◆ **EXERCISE**: Pictures in the records should not be copied, but every other part must be repeated exactly.

◆ **RECORDS FOR PROCESSING**:
<<<<

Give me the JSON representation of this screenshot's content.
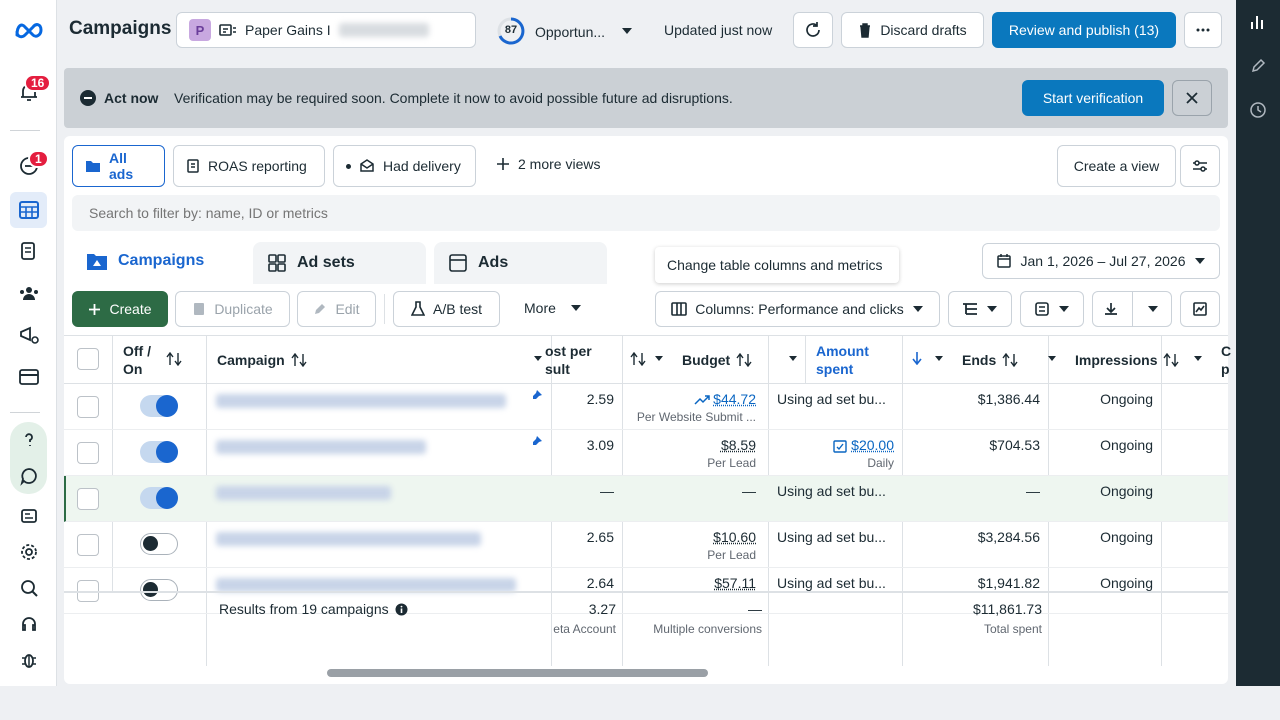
{
  "header": {
    "title": "Campaigns",
    "account_initial": "P",
    "account_name": "Paper Gains I",
    "opportunity_score": "87",
    "opportunity_label": "Opportun...",
    "updated": "Updated just now",
    "discard_label": "Discard drafts",
    "publish_label": "Review and publish (13)"
  },
  "nav": {
    "notifications_count": "16",
    "alerts_count": "1"
  },
  "banner": {
    "title": "Act now",
    "message": "Verification may be required soon. Complete it now to avoid possible future ad disruptions.",
    "button": "Start verification"
  },
  "views": {
    "all_ads": "All ads",
    "roas": "ROAS reporting",
    "had_delivery": "Had delivery",
    "more_views": "2 more views",
    "create_view": "Create a view"
  },
  "search": {
    "placeholder": "Search to filter by: name, ID or metrics"
  },
  "levels": {
    "campaigns": "Campaigns",
    "ad_sets": "Ad sets",
    "ads": "Ads"
  },
  "tooltip": "Change table columns and metrics",
  "date_range": "Jan 1, 2026 – Jul 27, 2026",
  "toolbar": {
    "create": "Create",
    "duplicate": "Duplicate",
    "edit": "Edit",
    "ab_test": "A/B test",
    "more": "More",
    "columns": "Columns: Performance and clicks"
  },
  "table": {
    "headers": {
      "off_on_1": "Off /",
      "off_on_2": "On",
      "campaign": "Campaign",
      "cost_1": "ost per",
      "cost_2": "sult",
      "budget": "Budget",
      "amount_1": "Amount",
      "amount_2": "spent",
      "ends": "Ends",
      "impressions": "Impressions",
      "next_1": "C",
      "next_2": "p"
    },
    "rows": [
      {
        "on": true,
        "cost": "2.59",
        "budget": "$44.72",
        "budget_sub": "Per Website Submit ...",
        "budget_trend": true,
        "amount": "Using ad set bu...",
        "ends_value": "$1,386.44",
        "impressions": "Ongoing",
        "pinned": true
      },
      {
        "on": true,
        "cost": "3.09",
        "budget": "$8.59",
        "budget_sub": "Per Lead",
        "amount": "$20.00",
        "amount_sub": "Daily",
        "amount_link": true,
        "ends_value": "$704.53",
        "impressions": "Ongoing",
        "pinned": true
      },
      {
        "on": true,
        "cost": "—",
        "budget": "—",
        "budget_sub": "",
        "amount": "Using ad set bu...",
        "ends_value": "—",
        "impressions": "Ongoing"
      },
      {
        "on": false,
        "cost": "2.65",
        "budget": "$10.60",
        "budget_sub": "Per Lead",
        "amount": "Using ad set bu...",
        "ends_value": "$3,284.56",
        "impressions": "Ongoing"
      },
      {
        "on": false,
        "cost": "2.64",
        "budget": "$57.11",
        "budget_sub": "",
        "amount": "Using ad set bu...",
        "ends_value": "$1,941.82",
        "impressions": "Ongoing"
      }
    ],
    "summary": {
      "label": "Results from 19 campaigns",
      "cost": "3.27",
      "cost_sub": "eta Account",
      "budget": "—",
      "budget_sub": "Multiple conversions",
      "total": "$11,861.73",
      "total_sub": "Total spent"
    }
  }
}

>>>>

◆ **RESULT OF THE EXERCISE**:
Give me the JSON representation of this screenshot's content.
{
  "header": {
    "title": "Campaigns",
    "account_initial": "P",
    "account_name": "Paper Gains I",
    "opportunity_score": "87",
    "opportunity_label": "Opportun...",
    "updated": "Updated just now",
    "discard_label": "Discard drafts",
    "publish_label": "Review and publish (13)"
  },
  "nav": {
    "notifications_count": "16",
    "alerts_count": "1"
  },
  "banner": {
    "title": "Act now",
    "message": "Verification may be required soon. Complete it now to avoid possible future ad disruptions.",
    "button": "Start verification"
  },
  "views": {
    "all_ads": "All ads",
    "roas": "ROAS reporting",
    "had_delivery": "Had delivery",
    "more_views": "2 more views",
    "create_view": "Create a view"
  },
  "search": {
    "placeholder": "Search to filter by: name, ID or metrics"
  },
  "levels": {
    "campaigns": "Campaigns",
    "ad_sets": "Ad sets",
    "ads": "Ads"
  },
  "tooltip": "Change table columns and metrics",
  "date_range": "Jan 1, 2026 – Jul 27, 2026",
  "toolbar": {
    "create": "Create",
    "duplicate": "Duplicate",
    "edit": "Edit",
    "ab_test": "A/B test",
    "more": "More",
    "columns": "Columns: Performance and clicks"
  },
  "table": {
    "headers": {
      "off_on_1": "Off /",
      "off_on_2": "On",
      "campaign": "Campaign",
      "cost_1": "ost per",
      "cost_2": "sult",
      "budget": "Budget",
      "amount_1": "Amount",
      "amount_2": "spent",
      "ends": "Ends",
      "impressions": "Impressions",
      "next_1": "C",
      "next_2": "p"
    },
    "rows": [
      {
        "on": true,
        "cost": "2.59",
        "budget": "$44.72",
        "budget_sub": "Per Website Submit ...",
        "budget_trend": true,
        "amount": "Using ad set bu...",
        "ends_value": "$1,386.44",
        "impressions": "Ongoing",
        "pinned": true
      },
      {
        "on": true,
        "cost": "3.09",
        "budget": "$8.59",
        "budget_sub": "Per Lead",
        "amount": "$20.00",
        "amount_sub": "Daily",
        "amount_link": true,
        "ends_value": "$704.53",
        "impressions": "Ongoing",
        "pinned": true
      },
      {
        "on": true,
        "cost": "—",
        "budget": "—",
        "budget_sub": "",
        "amount": "Using ad set bu...",
        "ends_value": "—",
        "impressions": "Ongoing"
      },
      {
        "on": false,
        "cost": "2.65",
        "budget": "$10.60",
        "budget_sub": "Per Lead",
        "amount": "Using ad set bu...",
        "ends_value": "$3,284.56",
        "impressions": "Ongoing"
      },
      {
        "on": false,
        "cost": "2.64",
        "budget": "$57.11",
        "budget_sub": "",
        "amount": "Using ad set bu...",
        "ends_value": "$1,941.82",
        "impressions": "Ongoing"
      }
    ],
    "summary": {
      "label": "Results from 19 campaigns",
      "cost": "3.27",
      "cost_sub": "eta Account",
      "budget": "—",
      "budget_sub": "Multiple conversions",
      "total": "$11,861.73",
      "total_sub": "Total spent"
    }
  }
}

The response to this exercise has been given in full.